* What is needed *
Locate each line with the string "pages" in the listing below and copy it.

* Records shown *
────────────────────────────────────────

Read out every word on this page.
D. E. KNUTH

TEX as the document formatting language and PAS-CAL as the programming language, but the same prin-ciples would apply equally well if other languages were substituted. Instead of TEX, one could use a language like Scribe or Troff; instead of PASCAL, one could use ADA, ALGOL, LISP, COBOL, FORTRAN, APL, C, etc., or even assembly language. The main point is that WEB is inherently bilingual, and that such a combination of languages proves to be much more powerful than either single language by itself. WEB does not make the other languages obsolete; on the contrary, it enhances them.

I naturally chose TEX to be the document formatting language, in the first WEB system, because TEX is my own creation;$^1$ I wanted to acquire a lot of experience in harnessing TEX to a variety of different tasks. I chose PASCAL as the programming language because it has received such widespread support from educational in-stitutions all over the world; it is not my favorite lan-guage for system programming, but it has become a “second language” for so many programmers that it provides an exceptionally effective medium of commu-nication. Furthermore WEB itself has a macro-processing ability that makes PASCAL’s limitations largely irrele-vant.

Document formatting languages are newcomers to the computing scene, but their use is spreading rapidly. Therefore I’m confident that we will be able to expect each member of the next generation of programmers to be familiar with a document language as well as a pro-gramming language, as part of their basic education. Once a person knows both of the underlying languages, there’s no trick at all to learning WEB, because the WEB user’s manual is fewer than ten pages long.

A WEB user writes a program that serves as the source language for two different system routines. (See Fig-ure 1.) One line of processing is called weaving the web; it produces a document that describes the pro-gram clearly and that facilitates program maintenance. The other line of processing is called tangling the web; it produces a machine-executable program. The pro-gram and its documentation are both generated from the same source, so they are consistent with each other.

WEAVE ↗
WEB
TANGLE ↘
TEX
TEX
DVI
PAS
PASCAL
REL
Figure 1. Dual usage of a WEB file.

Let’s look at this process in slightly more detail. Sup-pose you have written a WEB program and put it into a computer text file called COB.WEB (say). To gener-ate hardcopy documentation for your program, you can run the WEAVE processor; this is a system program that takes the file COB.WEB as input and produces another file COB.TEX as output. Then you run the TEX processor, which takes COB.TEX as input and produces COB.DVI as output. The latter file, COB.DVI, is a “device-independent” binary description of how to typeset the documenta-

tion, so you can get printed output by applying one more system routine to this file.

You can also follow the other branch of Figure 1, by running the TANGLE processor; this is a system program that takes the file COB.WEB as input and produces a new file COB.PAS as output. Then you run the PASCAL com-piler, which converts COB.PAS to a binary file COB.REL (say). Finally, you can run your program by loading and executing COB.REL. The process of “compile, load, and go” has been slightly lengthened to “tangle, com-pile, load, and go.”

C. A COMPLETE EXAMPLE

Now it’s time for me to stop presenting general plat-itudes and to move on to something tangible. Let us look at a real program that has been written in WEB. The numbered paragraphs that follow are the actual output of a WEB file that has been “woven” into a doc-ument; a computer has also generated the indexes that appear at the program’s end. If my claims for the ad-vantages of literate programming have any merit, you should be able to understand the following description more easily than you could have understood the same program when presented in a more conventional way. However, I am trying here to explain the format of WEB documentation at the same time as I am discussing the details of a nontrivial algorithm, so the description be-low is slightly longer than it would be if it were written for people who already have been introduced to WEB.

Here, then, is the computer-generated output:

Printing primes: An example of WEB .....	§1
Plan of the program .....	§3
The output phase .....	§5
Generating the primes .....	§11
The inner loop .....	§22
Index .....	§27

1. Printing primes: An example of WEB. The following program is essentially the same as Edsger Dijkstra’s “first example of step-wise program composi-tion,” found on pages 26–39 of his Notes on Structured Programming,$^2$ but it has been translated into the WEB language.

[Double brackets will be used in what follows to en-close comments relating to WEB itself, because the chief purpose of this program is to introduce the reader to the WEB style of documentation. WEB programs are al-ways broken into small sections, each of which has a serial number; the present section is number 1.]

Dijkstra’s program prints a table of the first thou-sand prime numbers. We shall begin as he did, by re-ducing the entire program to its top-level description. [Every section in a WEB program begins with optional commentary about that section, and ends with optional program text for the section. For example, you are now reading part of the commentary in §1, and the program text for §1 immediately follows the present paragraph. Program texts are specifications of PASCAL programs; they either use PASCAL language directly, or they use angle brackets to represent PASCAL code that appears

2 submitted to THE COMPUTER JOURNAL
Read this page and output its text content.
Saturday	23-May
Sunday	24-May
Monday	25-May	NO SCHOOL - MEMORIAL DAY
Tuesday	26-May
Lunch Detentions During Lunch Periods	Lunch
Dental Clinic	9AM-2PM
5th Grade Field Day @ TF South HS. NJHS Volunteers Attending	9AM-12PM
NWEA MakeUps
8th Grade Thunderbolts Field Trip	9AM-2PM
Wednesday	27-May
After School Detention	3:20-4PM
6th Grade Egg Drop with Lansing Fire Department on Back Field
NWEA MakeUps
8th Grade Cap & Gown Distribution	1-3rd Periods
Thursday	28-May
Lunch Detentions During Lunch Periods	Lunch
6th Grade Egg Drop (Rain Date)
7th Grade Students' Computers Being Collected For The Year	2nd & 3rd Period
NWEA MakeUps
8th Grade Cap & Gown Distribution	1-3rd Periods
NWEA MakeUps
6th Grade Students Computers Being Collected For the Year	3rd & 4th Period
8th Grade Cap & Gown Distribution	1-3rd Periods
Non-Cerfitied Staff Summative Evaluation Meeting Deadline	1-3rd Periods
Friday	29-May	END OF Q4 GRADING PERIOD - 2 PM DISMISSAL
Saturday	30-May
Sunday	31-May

────────────────────────────────────────

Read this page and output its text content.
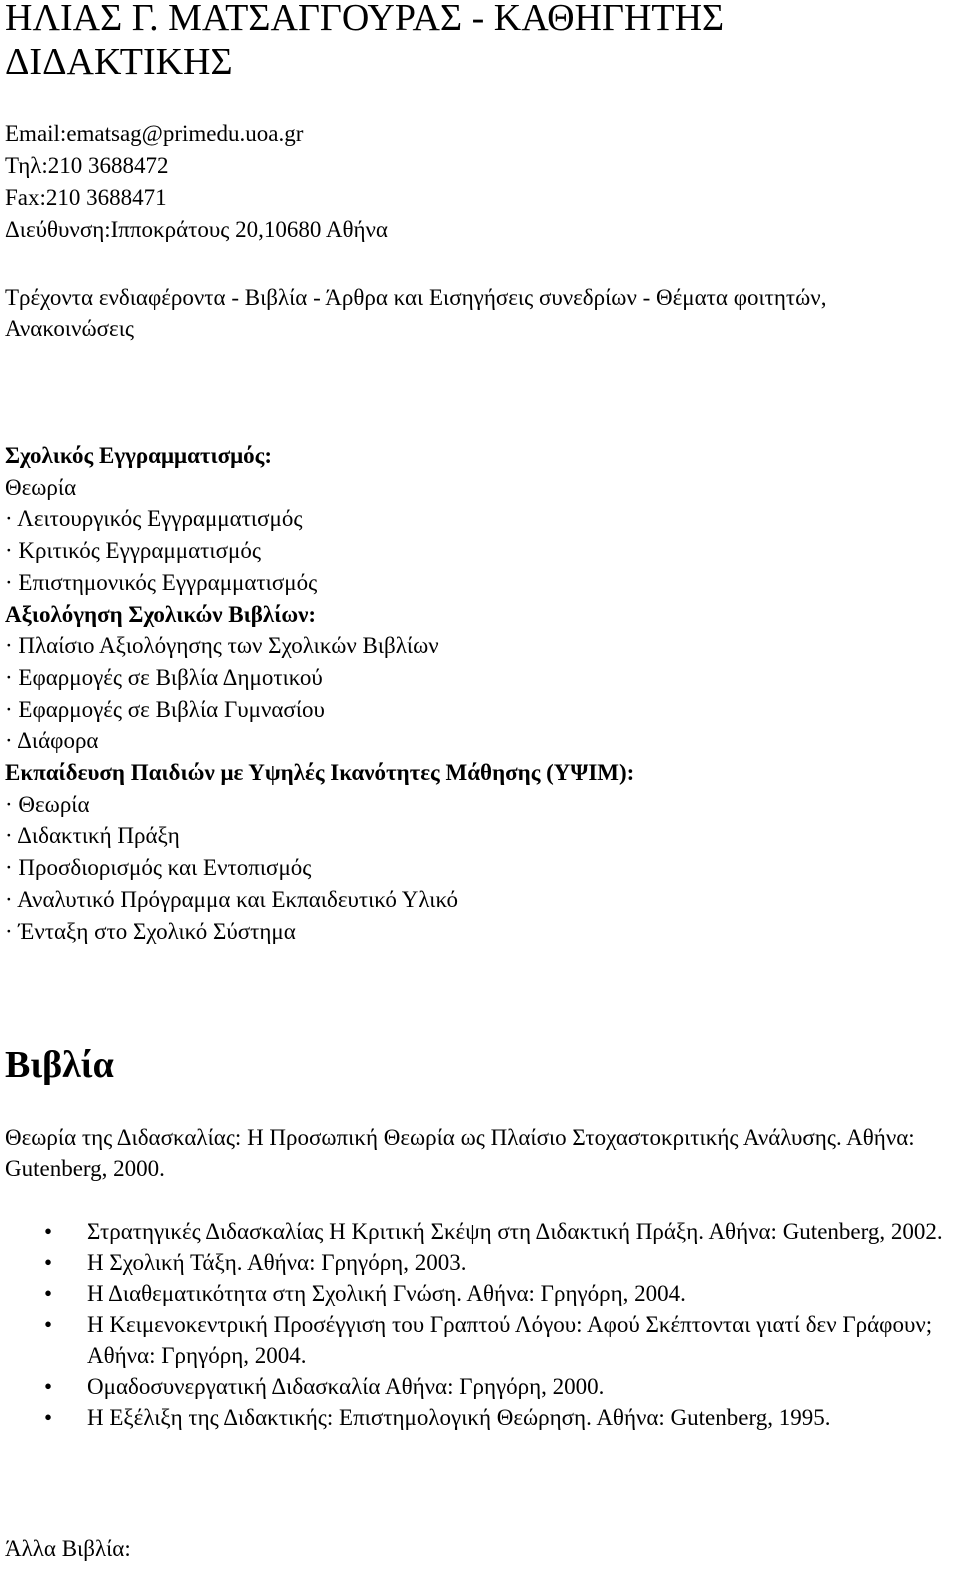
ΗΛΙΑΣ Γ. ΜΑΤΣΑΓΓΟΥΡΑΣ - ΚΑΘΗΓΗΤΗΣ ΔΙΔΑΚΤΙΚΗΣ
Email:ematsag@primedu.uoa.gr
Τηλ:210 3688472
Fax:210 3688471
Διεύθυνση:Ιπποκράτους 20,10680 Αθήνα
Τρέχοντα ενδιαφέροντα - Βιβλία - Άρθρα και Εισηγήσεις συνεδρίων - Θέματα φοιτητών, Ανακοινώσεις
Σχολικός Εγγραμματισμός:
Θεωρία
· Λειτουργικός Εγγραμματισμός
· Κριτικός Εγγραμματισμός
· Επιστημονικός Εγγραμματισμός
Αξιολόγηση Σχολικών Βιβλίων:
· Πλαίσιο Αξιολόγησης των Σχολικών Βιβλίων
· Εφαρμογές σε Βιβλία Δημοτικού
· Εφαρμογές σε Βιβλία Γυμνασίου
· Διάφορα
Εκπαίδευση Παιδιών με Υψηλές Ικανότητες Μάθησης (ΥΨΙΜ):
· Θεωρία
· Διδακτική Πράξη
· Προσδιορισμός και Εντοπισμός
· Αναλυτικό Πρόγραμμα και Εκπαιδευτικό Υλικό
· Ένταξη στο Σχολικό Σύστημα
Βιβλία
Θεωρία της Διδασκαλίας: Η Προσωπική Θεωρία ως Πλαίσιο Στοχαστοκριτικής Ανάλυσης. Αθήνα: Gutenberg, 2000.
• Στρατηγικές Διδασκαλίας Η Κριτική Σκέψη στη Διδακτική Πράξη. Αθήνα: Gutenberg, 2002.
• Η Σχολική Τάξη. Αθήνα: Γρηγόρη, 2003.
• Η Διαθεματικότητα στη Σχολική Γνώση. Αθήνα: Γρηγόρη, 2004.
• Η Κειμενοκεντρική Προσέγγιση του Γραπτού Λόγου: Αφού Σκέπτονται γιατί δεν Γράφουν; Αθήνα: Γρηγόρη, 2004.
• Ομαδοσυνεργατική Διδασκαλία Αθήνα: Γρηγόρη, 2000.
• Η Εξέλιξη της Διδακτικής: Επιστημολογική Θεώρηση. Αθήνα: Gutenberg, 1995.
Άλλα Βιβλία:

────────────────────────────────────────

* Result of this exercise *
Document formatting languages are newcomers to the computing scene, but their use is spreading rapidly. Therefore I’m confident that we will be able to expect each member of the next generation of programmers to be familiar with a document language as well as a pro-gramming language, as part of their basic education. Once a person knows both of the underlying languages, there’s no trick at all to learning WEB, because the WEB user’s manual is fewer than ten pages long.
1. Printing primes: An example of WEB. The following program is essentially the same as Edsger Dijkstra’s “first example of step-wise program composi-tion,” found on pages 26–39 of his Notes on Structured Programming,$^2$ but it has been translated into the WEB language.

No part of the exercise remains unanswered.